__REQUIREMENT__. Using the listing below, please gather every line containing the word "Acciones".

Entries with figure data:
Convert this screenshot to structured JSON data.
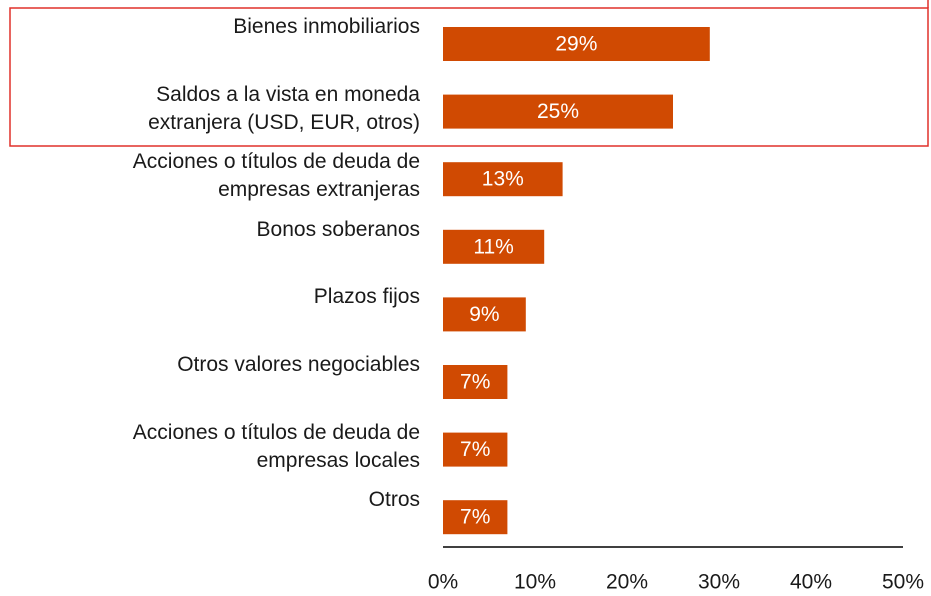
{
  "chart_data": {
    "type": "bar",
    "orientation": "horizontal",
    "categories": [
      "Bienes inmobiliarios",
      "Saldos a la vista en moneda\nextranjera (USD, EUR, otros)",
      "Acciones o títulos de deuda de\nempresas extranjeras",
      "Bonos soberanos",
      "Plazos fijos",
      "Otros valores negociables",
      "Acciones o títulos de deuda de\nempresas locales",
      "Otros"
    ],
    "values": [
      29,
      25,
      13,
      11,
      9,
      7,
      7,
      7
    ],
    "value_labels": [
      "29%",
      "25%",
      "13%",
      "11%",
      "9%",
      "7%",
      "7%",
      "7%"
    ],
    "color": "#d04a02",
    "xlim": [
      0,
      50
    ],
    "xticks": [
      {
        "value": 0,
        "label": "0%"
      },
      {
        "value": 10,
        "label": "10%"
      },
      {
        "value": 20,
        "label": "20%"
      },
      {
        "value": 30,
        "label": "30%"
      },
      {
        "value": 40,
        "label": "40%"
      },
      {
        "value": 50,
        "label": "50%"
      }
    ],
    "grid": false
  }
}
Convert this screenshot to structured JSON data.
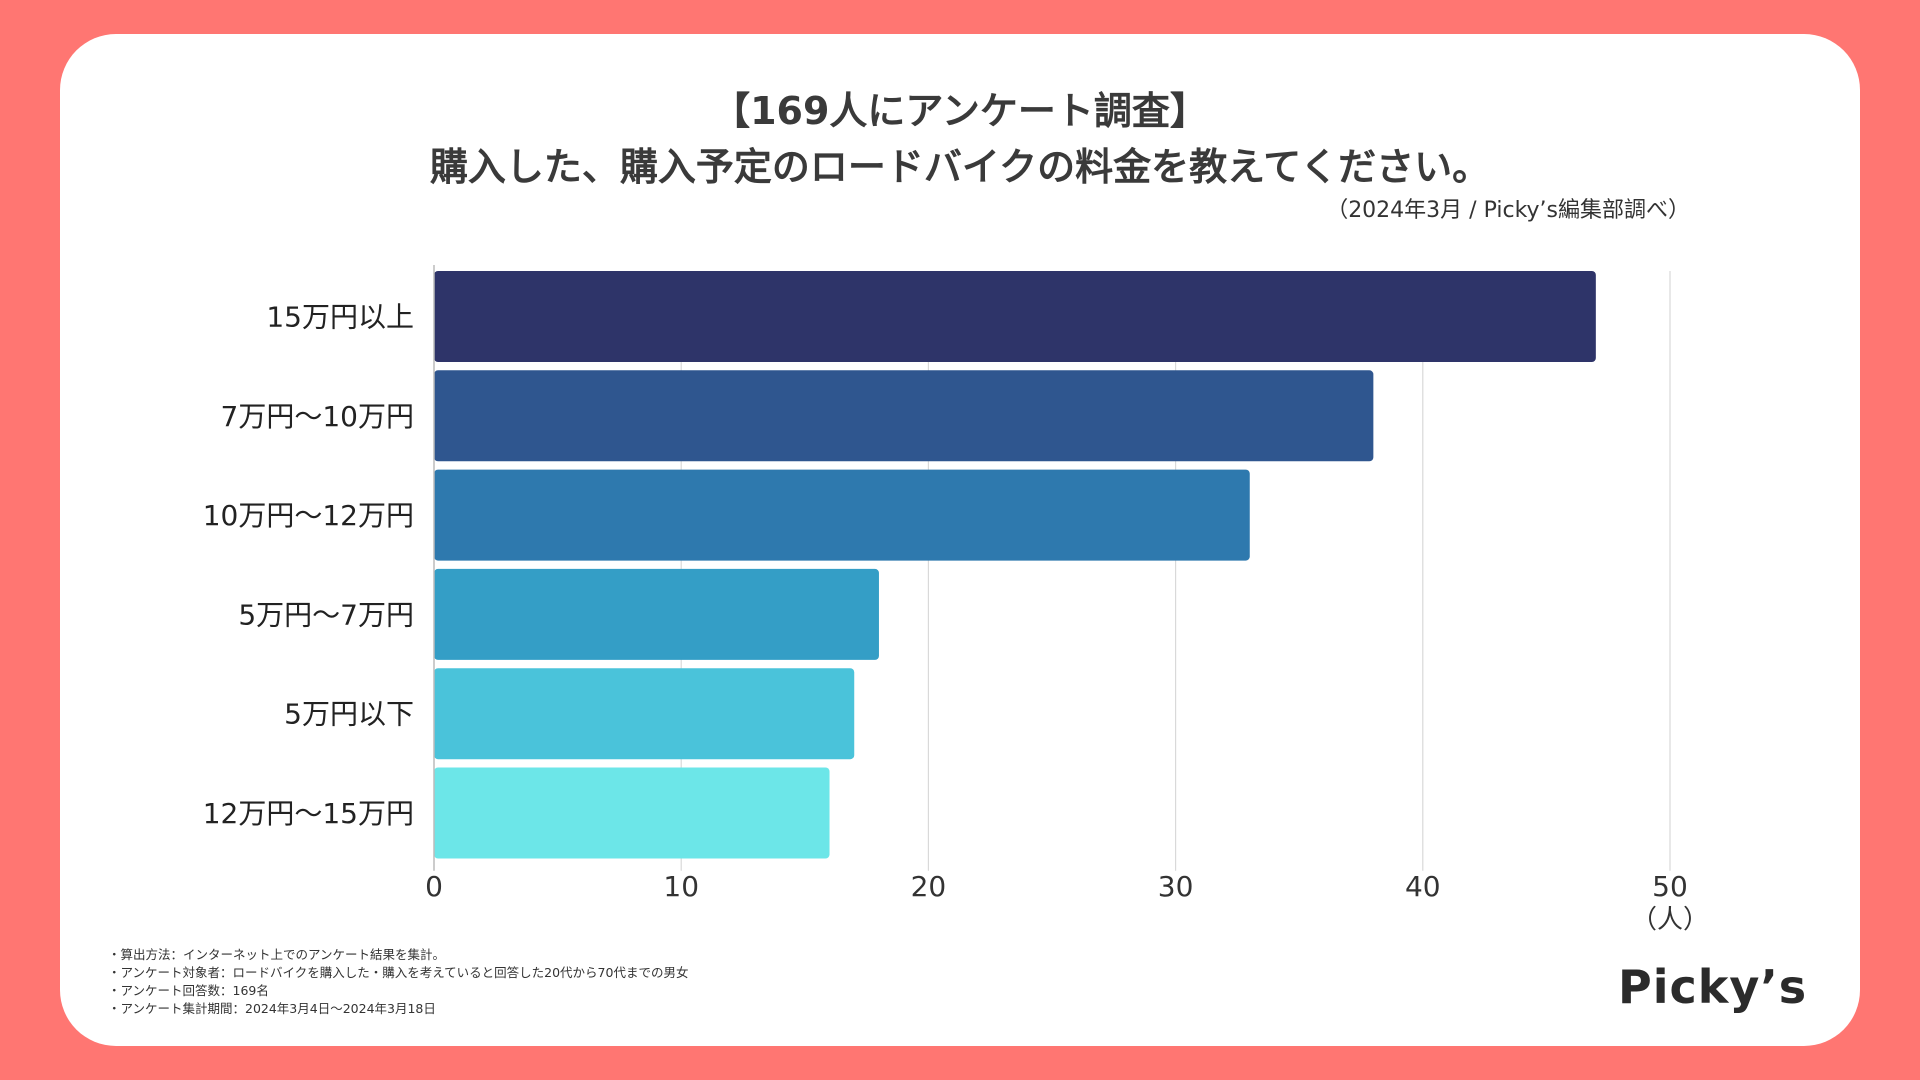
{
  "title_line1": "【169人にアンケート調査】",
  "title_line2": "購入した、購入予定のロードバイクの料金を教えてください。",
  "subtitle": "（2024年3月 / Picky’s編集部調べ）",
  "unit_label": "（人）",
  "brand": "Picky’s",
  "notes": [
    "・算出方法：インターネット上でのアンケート結果を集計。",
    "・アンケート対象者：ロードバイクを購入した・購入を考えていると回答した20代から70代までの男女",
    "・アンケート回答数：169名",
    "・アンケート集計期間：2024年3月4日〜2024年3月18日"
  ],
  "chart_data": {
    "type": "bar",
    "orientation": "horizontal",
    "categories": [
      "15万円以上",
      "7万円〜10万円",
      "10万円〜12万円",
      "5万円〜7万円",
      "5万円以下",
      "12万円〜15万円"
    ],
    "values": [
      47,
      38,
      33,
      18,
      17,
      16
    ],
    "colors": [
      "#2e3469",
      "#2f568f",
      "#2e79ae",
      "#349ec6",
      "#4ac3da",
      "#6ce6e8"
    ],
    "xlim": [
      0,
      50
    ],
    "ticks": [
      0,
      10,
      20,
      30,
      40,
      50
    ],
    "grid": true
  }
}
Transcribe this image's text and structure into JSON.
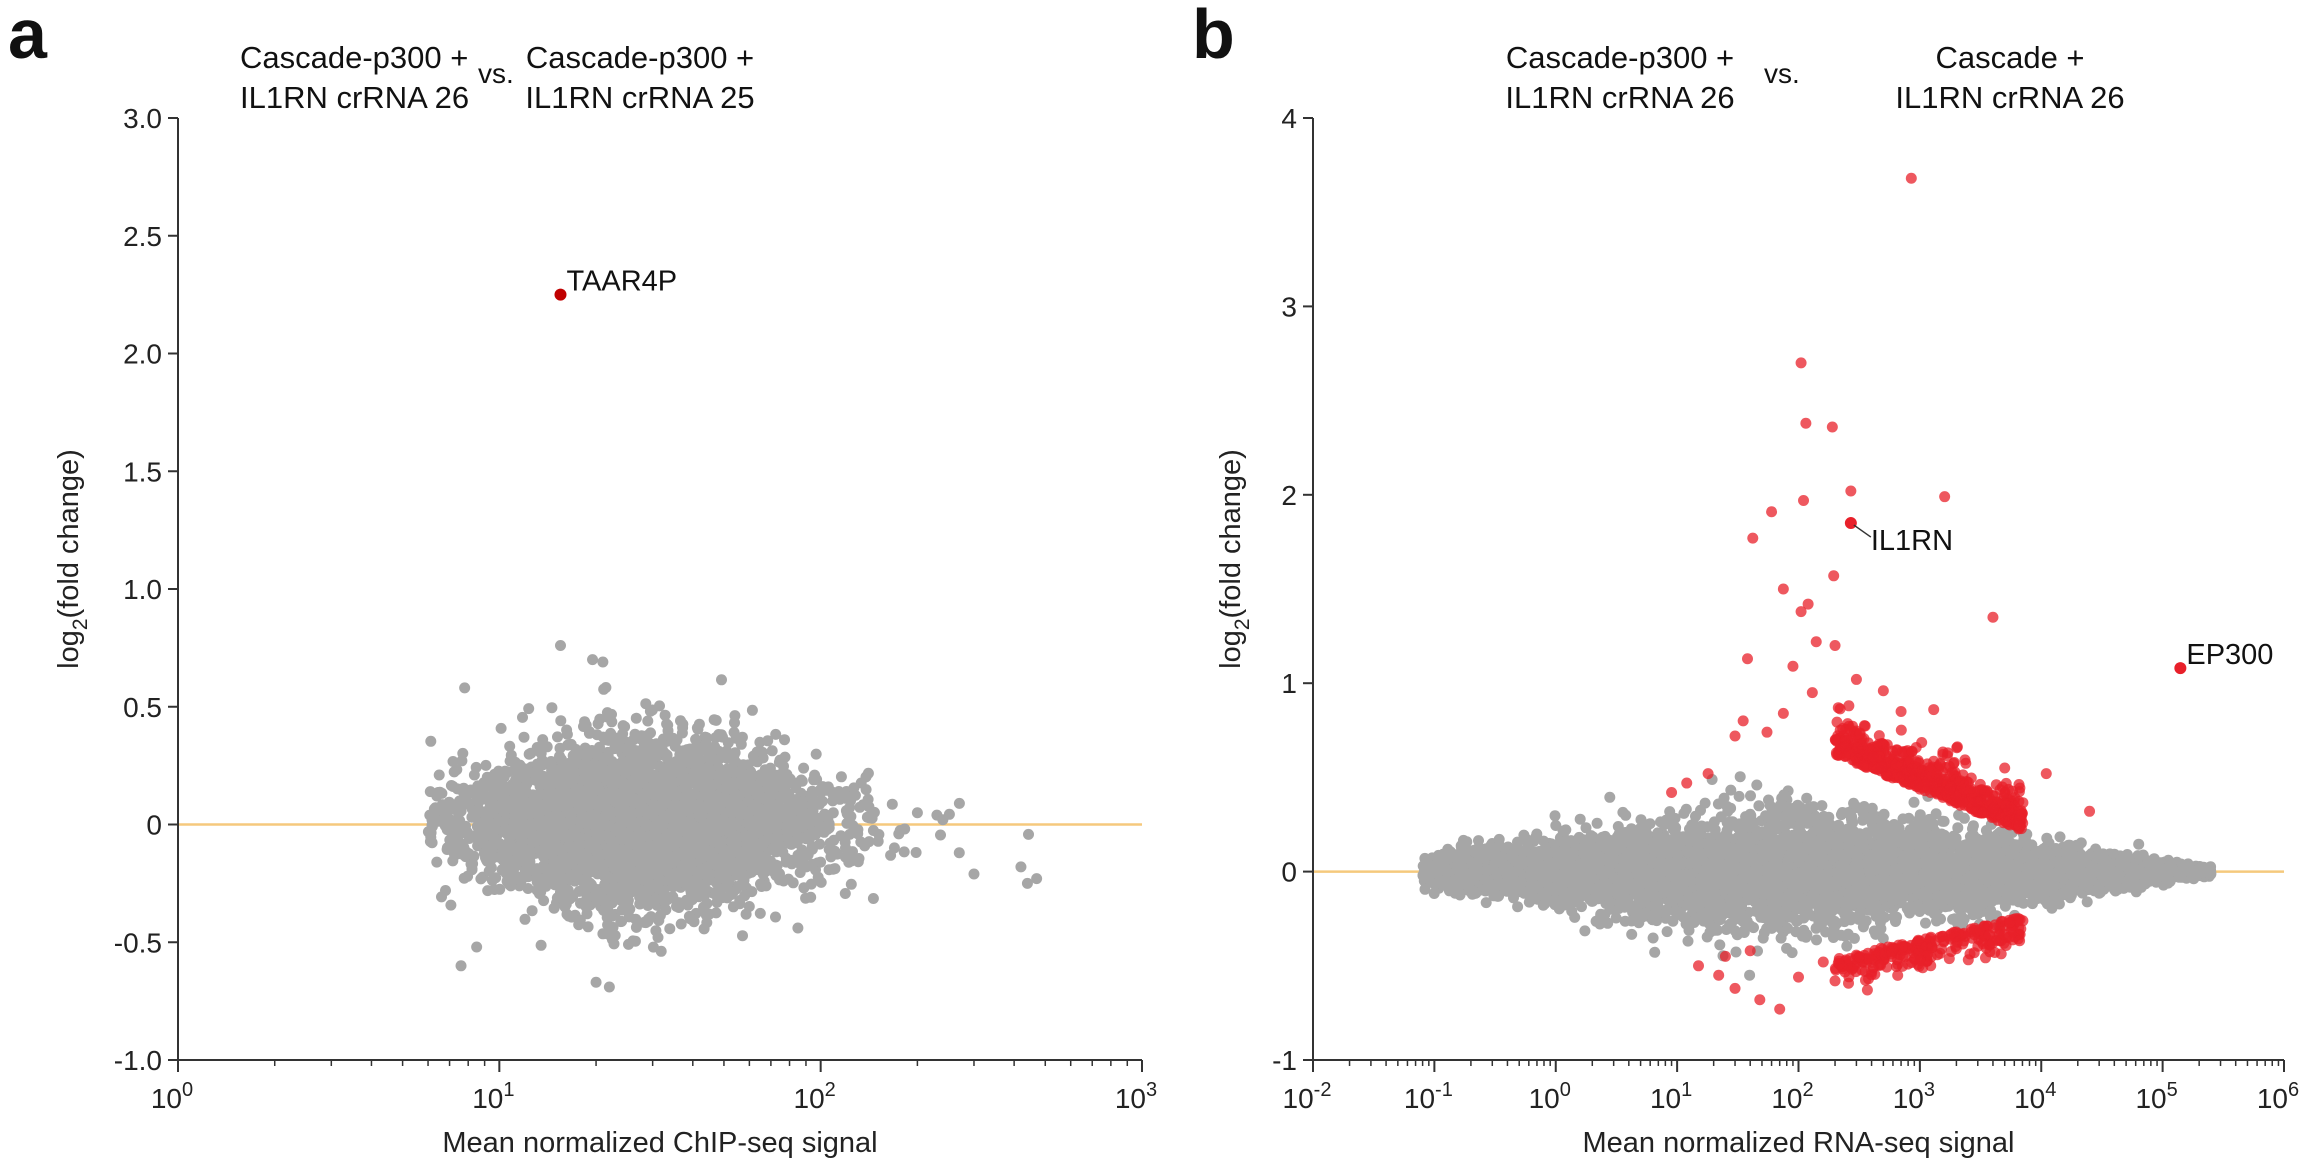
{
  "chart_data": [
    {
      "type": "scatter",
      "panel_label": "a",
      "title_left": [
        "Cascade-p300 +",
        "IL1RN crRNA 26"
      ],
      "title_vs": "vs.",
      "title_right": [
        "Cascade-p300 +",
        "IL1RN crRNA 25"
      ],
      "xlabel": "Mean normalized ChIP-seq signal",
      "ylabel": "log2(fold change)",
      "xscale": "log",
      "xlim": [
        1,
        1000
      ],
      "ylim": [
        -1.0,
        3.0
      ],
      "xticks": [
        {
          "value": 1,
          "base": "10",
          "exp": "0"
        },
        {
          "value": 10,
          "base": "10",
          "exp": "1"
        },
        {
          "value": 100,
          "base": "10",
          "exp": "2"
        },
        {
          "value": 1000,
          "base": "10",
          "exp": "3"
        }
      ],
      "yticks": [
        {
          "value": -1.0,
          "label": "-1.0"
        },
        {
          "value": -0.5,
          "label": "-0.5"
        },
        {
          "value": 0,
          "label": "0"
        },
        {
          "value": 0.5,
          "label": "0.5"
        },
        {
          "value": 1.0,
          "label": "1.0"
        },
        {
          "value": 1.5,
          "label": "1.5"
        },
        {
          "value": 2.0,
          "label": "2.0"
        },
        {
          "value": 2.5,
          "label": "2.5"
        },
        {
          "value": 3.0,
          "label": "3.0"
        }
      ],
      "reference_line_y": 0,
      "cloud": {
        "xmin": 6,
        "xmax": 500,
        "center": 28,
        "color": "#a6a6a6"
      },
      "gray_outliers": [
        {
          "x": 7.8,
          "y": 0.58
        },
        {
          "x": 7.6,
          "y": -0.6
        },
        {
          "x": 15.5,
          "y": 0.76
        },
        {
          "x": 19.5,
          "y": 0.7
        },
        {
          "x": 21,
          "y": 0.69
        },
        {
          "x": 6.5,
          "y": 0.21
        },
        {
          "x": 6.8,
          "y": -0.28
        },
        {
          "x": 8.5,
          "y": -0.52
        },
        {
          "x": 20,
          "y": -0.67
        },
        {
          "x": 22,
          "y": -0.69
        },
        {
          "x": 300,
          "y": -0.21
        },
        {
          "x": 420,
          "y": -0.18
        },
        {
          "x": 470,
          "y": -0.23
        },
        {
          "x": 440,
          "y": -0.25
        },
        {
          "x": 270,
          "y": -0.12
        },
        {
          "x": 230,
          "y": 0.04
        },
        {
          "x": 200,
          "y": 0.05
        },
        {
          "x": 240,
          "y": 0.02
        }
      ],
      "highlighted": [
        {
          "label": "TAAR4P",
          "x": 15.5,
          "y": 2.25,
          "color": "#c00000"
        }
      ]
    },
    {
      "type": "scatter",
      "panel_label": "b",
      "title_left": [
        "Cascade-p300 +",
        "IL1RN crRNA 26"
      ],
      "title_vs": "vs.",
      "title_right": [
        "Cascade +",
        "IL1RN crRNA 26"
      ],
      "xlabel": "Mean normalized RNA-seq signal",
      "ylabel": "log2(fold change)",
      "xscale": "log",
      "xlim": [
        0.01,
        1000000
      ],
      "ylim": [
        -1,
        4
      ],
      "xticks": [
        {
          "value": 0.01,
          "base": "10",
          "exp": "-2"
        },
        {
          "value": 0.1,
          "base": "10",
          "exp": "-1"
        },
        {
          "value": 1,
          "base": "10",
          "exp": "0"
        },
        {
          "value": 10,
          "base": "10",
          "exp": "1"
        },
        {
          "value": 100,
          "base": "10",
          "exp": "2"
        },
        {
          "value": 1000,
          "base": "10",
          "exp": "3"
        },
        {
          "value": 10000,
          "base": "10",
          "exp": "4"
        },
        {
          "value": 100000,
          "base": "10",
          "exp": "5"
        },
        {
          "value": 1000000,
          "base": "10",
          "exp": "6"
        }
      ],
      "yticks": [
        {
          "value": -1,
          "label": "-1"
        },
        {
          "value": 0,
          "label": "0"
        },
        {
          "value": 1,
          "label": "1"
        },
        {
          "value": 2,
          "label": "2"
        },
        {
          "value": 3,
          "label": "3"
        },
        {
          "value": 4,
          "label": "4"
        }
      ],
      "reference_line_y": 0,
      "cloud": {
        "xmin": 0.08,
        "xmax": 250000,
        "center": 60,
        "color": "#a6a6a6"
      },
      "significant_color": "#e8202a",
      "red_outliers": [
        {
          "x": 850,
          "y": 3.68
        },
        {
          "x": 105,
          "y": 2.7
        },
        {
          "x": 115,
          "y": 2.38
        },
        {
          "x": 190,
          "y": 2.36
        },
        {
          "x": 270,
          "y": 2.02
        },
        {
          "x": 1600,
          "y": 1.99
        },
        {
          "x": 110,
          "y": 1.97
        },
        {
          "x": 60,
          "y": 1.91
        },
        {
          "x": 42,
          "y": 1.77
        },
        {
          "x": 195,
          "y": 1.57
        },
        {
          "x": 75,
          "y": 1.5
        },
        {
          "x": 4000,
          "y": 1.35
        },
        {
          "x": 120,
          "y": 1.42
        },
        {
          "x": 105,
          "y": 1.38
        },
        {
          "x": 200,
          "y": 1.2
        },
        {
          "x": 140,
          "y": 1.22
        },
        {
          "x": 38,
          "y": 1.13
        },
        {
          "x": 90,
          "y": 1.09
        },
        {
          "x": 300,
          "y": 1.02
        },
        {
          "x": 130,
          "y": 0.95
        },
        {
          "x": 500,
          "y": 0.96
        },
        {
          "x": 260,
          "y": 0.88
        },
        {
          "x": 700,
          "y": 0.85
        },
        {
          "x": 35,
          "y": 0.8
        },
        {
          "x": 1300,
          "y": 0.86
        },
        {
          "x": 75,
          "y": 0.84
        },
        {
          "x": 30,
          "y": 0.72
        },
        {
          "x": 55,
          "y": 0.74
        },
        {
          "x": 1700,
          "y": 0.63
        },
        {
          "x": 5000,
          "y": 0.55
        },
        {
          "x": 11000,
          "y": 0.52
        },
        {
          "x": 25000,
          "y": 0.32
        },
        {
          "x": 12,
          "y": 0.47
        },
        {
          "x": 9,
          "y": 0.42
        },
        {
          "x": 18,
          "y": 0.52
        },
        {
          "x": 25,
          "y": -0.45
        },
        {
          "x": 15,
          "y": -0.5
        },
        {
          "x": 30,
          "y": -0.62
        },
        {
          "x": 48,
          "y": -0.68
        },
        {
          "x": 70,
          "y": -0.73
        },
        {
          "x": 22,
          "y": -0.55
        },
        {
          "x": 100,
          "y": -0.56
        },
        {
          "x": 200,
          "y": -0.58
        },
        {
          "x": 160,
          "y": -0.48
        },
        {
          "x": 40,
          "y": -0.42
        }
      ],
      "highlighted": [
        {
          "label": "IL1RN",
          "x": 270,
          "y": 1.85,
          "color": "#e8202a"
        },
        {
          "label": "EP300",
          "x": 140000,
          "y": 1.08,
          "color": "#e8202a"
        }
      ]
    }
  ]
}
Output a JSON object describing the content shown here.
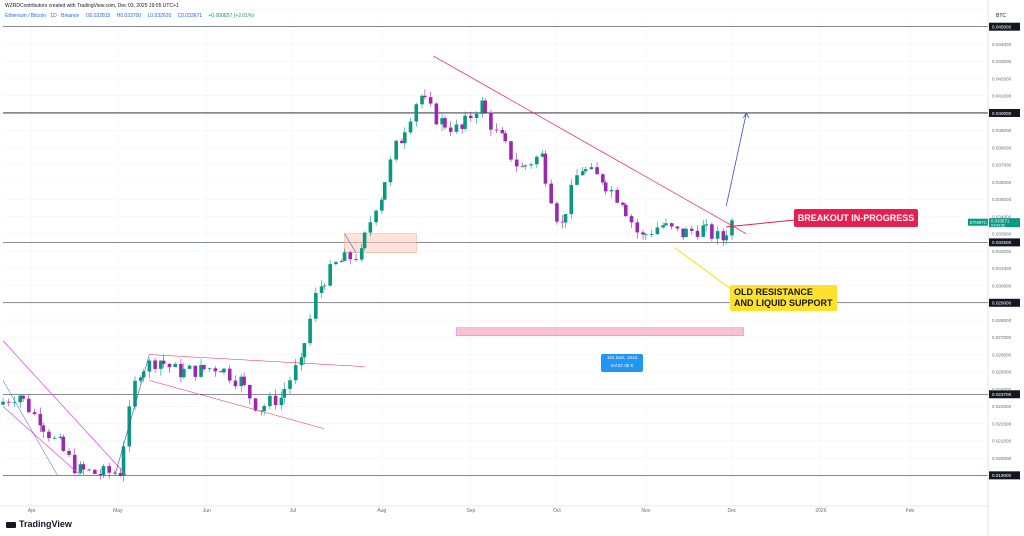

__RESPONSE TO THE TASK__.
      "Acciones o títulos de deuda de\nempresas extranjeras",
      "Acciones o títulos de deuda de\nempresas locales",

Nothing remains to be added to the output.